Exercise ::
Find the string "производства" in the listing and report every line that has it.

Data entries ::
-=-=-

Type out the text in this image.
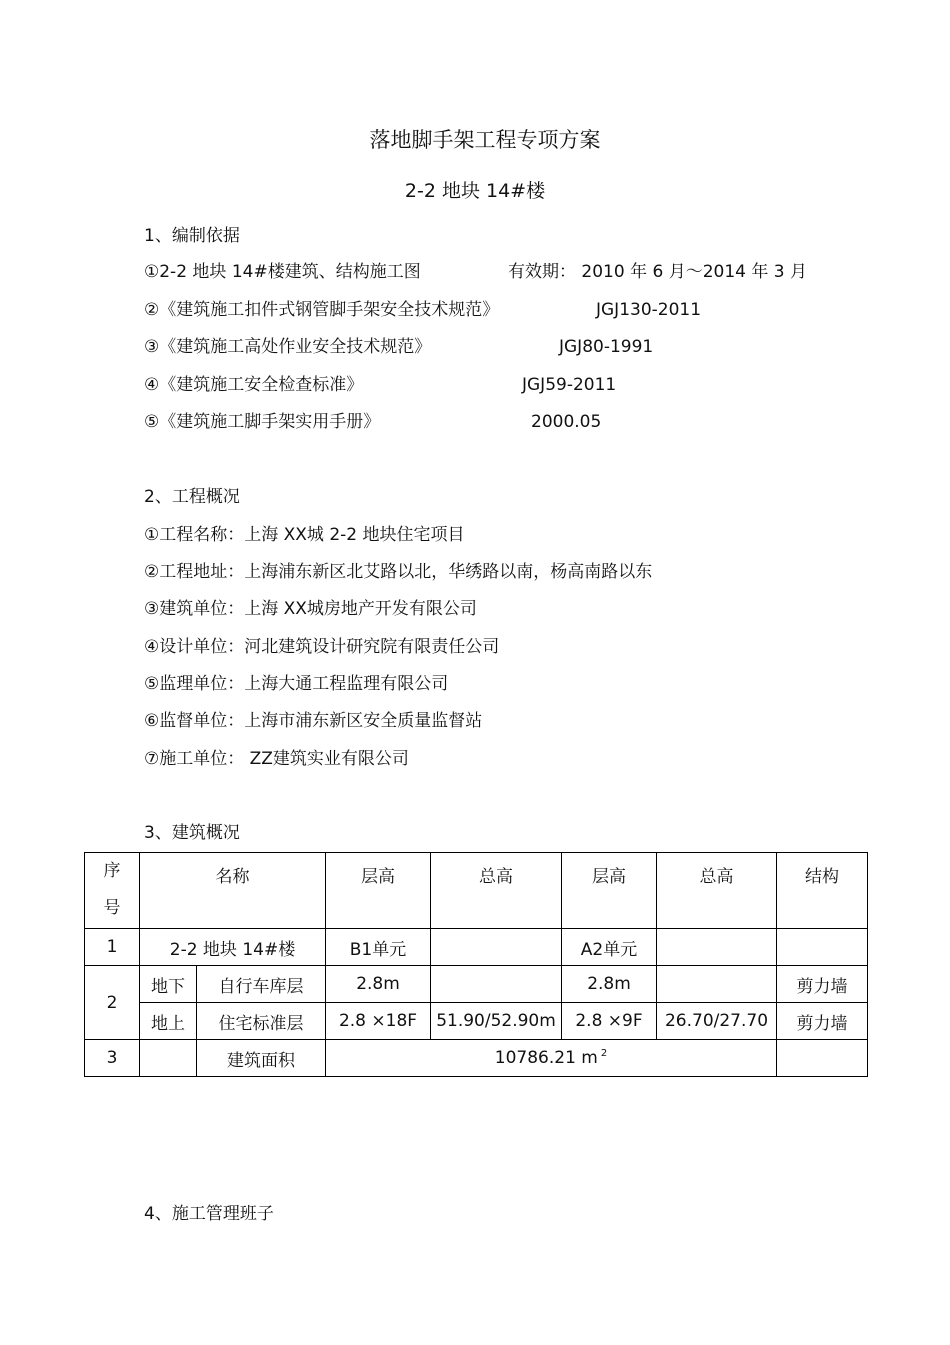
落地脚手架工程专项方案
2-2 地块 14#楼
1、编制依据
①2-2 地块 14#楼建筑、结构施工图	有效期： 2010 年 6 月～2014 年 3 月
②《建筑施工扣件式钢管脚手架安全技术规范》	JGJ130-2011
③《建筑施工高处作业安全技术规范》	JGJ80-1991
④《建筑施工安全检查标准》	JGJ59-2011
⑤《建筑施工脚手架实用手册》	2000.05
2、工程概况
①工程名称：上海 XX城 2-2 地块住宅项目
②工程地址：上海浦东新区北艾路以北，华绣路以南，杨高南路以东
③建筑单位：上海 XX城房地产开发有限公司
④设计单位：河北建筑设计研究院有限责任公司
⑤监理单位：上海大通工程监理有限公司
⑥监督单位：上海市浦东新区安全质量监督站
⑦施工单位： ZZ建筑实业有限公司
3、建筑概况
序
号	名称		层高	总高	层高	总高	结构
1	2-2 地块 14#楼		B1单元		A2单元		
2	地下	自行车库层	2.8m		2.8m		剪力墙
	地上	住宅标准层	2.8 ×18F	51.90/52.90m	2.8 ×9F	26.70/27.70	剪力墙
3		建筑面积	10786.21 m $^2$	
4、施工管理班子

-=-=-

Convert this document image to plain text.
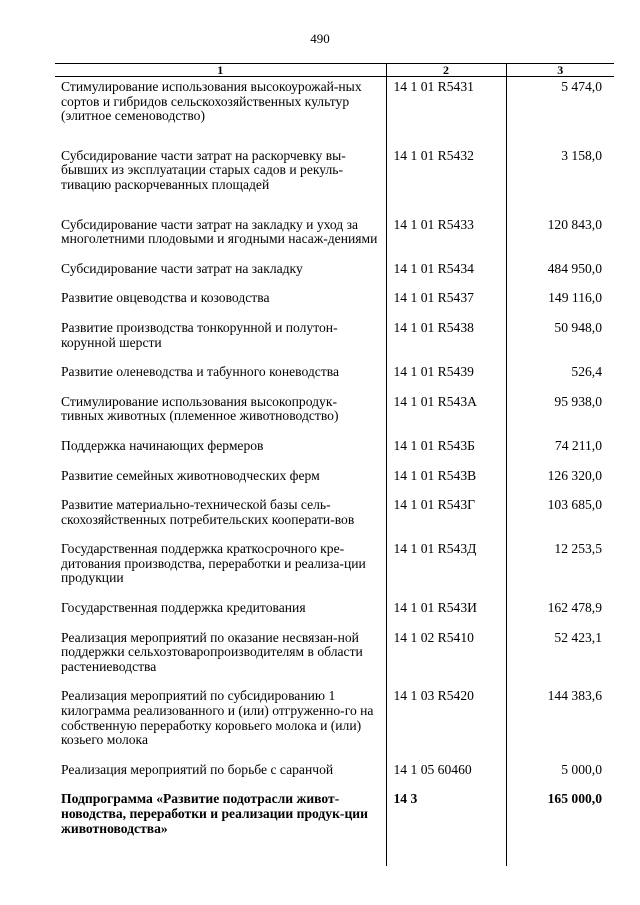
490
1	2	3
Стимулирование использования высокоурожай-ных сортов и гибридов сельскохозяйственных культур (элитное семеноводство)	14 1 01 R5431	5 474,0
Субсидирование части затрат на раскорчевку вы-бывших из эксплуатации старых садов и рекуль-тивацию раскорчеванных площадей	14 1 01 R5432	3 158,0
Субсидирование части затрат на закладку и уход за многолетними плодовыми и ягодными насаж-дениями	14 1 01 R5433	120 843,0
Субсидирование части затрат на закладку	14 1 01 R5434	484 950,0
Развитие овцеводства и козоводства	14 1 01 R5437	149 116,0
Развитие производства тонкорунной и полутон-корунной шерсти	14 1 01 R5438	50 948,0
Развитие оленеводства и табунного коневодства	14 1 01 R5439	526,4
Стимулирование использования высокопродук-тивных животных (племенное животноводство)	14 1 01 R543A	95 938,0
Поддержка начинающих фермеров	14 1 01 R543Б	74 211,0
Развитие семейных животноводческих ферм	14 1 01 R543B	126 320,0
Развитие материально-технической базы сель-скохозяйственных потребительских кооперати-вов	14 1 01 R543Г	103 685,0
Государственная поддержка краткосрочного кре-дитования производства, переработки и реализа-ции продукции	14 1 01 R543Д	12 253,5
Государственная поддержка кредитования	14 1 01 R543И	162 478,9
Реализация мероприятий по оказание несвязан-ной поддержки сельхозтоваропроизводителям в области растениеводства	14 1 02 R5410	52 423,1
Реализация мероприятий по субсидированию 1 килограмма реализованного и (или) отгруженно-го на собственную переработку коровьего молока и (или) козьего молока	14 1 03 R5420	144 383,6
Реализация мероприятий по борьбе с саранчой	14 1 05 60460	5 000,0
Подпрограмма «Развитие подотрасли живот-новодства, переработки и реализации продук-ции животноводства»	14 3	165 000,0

-=-=-

Written reply ::
Развитие производства тонкорунной и полутон-корунной шерсти	14 1 01 R5438	50 948,0
Государственная поддержка краткосрочного кре-дитования производства, переработки и реализа-ции продукции	14 1 01 R543Д	12 253,5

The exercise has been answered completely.